STORED RECORDS
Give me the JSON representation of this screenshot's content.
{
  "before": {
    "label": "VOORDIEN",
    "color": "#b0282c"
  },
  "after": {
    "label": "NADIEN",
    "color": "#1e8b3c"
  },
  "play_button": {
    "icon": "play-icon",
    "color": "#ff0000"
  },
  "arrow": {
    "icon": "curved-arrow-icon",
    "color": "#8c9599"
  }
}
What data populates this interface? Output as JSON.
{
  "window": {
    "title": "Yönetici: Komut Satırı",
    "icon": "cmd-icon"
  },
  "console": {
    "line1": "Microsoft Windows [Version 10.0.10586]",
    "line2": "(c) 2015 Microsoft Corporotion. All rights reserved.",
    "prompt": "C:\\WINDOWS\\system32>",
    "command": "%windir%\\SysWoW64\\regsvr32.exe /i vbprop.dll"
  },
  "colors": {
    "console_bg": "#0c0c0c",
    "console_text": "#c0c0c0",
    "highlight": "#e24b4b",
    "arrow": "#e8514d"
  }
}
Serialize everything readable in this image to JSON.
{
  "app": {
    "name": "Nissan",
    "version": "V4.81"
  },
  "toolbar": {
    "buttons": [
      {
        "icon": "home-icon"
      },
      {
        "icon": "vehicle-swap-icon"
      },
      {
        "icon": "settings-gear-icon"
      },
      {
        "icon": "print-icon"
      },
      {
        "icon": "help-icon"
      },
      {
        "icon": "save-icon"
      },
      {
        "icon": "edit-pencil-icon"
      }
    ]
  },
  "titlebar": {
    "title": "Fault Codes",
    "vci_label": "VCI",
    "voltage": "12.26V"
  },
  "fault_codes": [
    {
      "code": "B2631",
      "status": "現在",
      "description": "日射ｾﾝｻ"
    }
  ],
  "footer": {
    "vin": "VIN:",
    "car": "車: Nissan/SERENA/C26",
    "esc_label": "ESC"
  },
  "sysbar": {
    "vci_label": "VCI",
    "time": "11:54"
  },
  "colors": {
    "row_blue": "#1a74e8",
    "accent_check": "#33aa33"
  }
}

WHAT TO DO
Restate the listing above word for word.

EXERCISE RESULT
Give me the JSON representation of this screenshot's content.
{
  "before": {
    "label": "VOORDIEN",
    "color": "#b0282c"
  },
  "after": {
    "label": "NADIEN",
    "color": "#1e8b3c"
  },
  "play_button": {
    "icon": "play-icon",
    "color": "#ff0000"
  },
  "arrow": {
    "icon": "curved-arrow-icon",
    "color": "#8c9599"
  }
}
What data populates this interface? Output as JSON.
{
  "window": {
    "title": "Yönetici: Komut Satırı",
    "icon": "cmd-icon"
  },
  "console": {
    "line1": "Microsoft Windows [Version 10.0.10586]",
    "line2": "(c) 2015 Microsoft Corporotion. All rights reserved.",
    "prompt": "C:\\WINDOWS\\system32>",
    "command": "%windir%\\SysWoW64\\regsvr32.exe /i vbprop.dll"
  },
  "colors": {
    "console_bg": "#0c0c0c",
    "console_text": "#c0c0c0",
    "highlight": "#e24b4b",
    "arrow": "#e8514d"
  }
}
Serialize everything readable in this image to JSON.
{
  "app": {
    "name": "Nissan",
    "version": "V4.81"
  },
  "toolbar": {
    "buttons": [
      {
        "icon": "home-icon"
      },
      {
        "icon": "vehicle-swap-icon"
      },
      {
        "icon": "settings-gear-icon"
      },
      {
        "icon": "print-icon"
      },
      {
        "icon": "help-icon"
      },
      {
        "icon": "save-icon"
      },
      {
        "icon": "edit-pencil-icon"
      }
    ]
  },
  "titlebar": {
    "title": "Fault Codes",
    "vci_label": "VCI",
    "voltage": "12.26V"
  },
  "fault_codes": [
    {
      "code": "B2631",
      "status": "現在",
      "description": "日射ｾﾝｻ"
    }
  ],
  "footer": {
    "vin": "VIN:",
    "car": "車: Nissan/SERENA/C26",
    "esc_label": "ESC"
  },
  "sysbar": {
    "vci_label": "VCI",
    "time": "11:54"
  },
  "colors": {
    "row_blue": "#1a74e8",
    "accent_check": "#33aa33"
  }
}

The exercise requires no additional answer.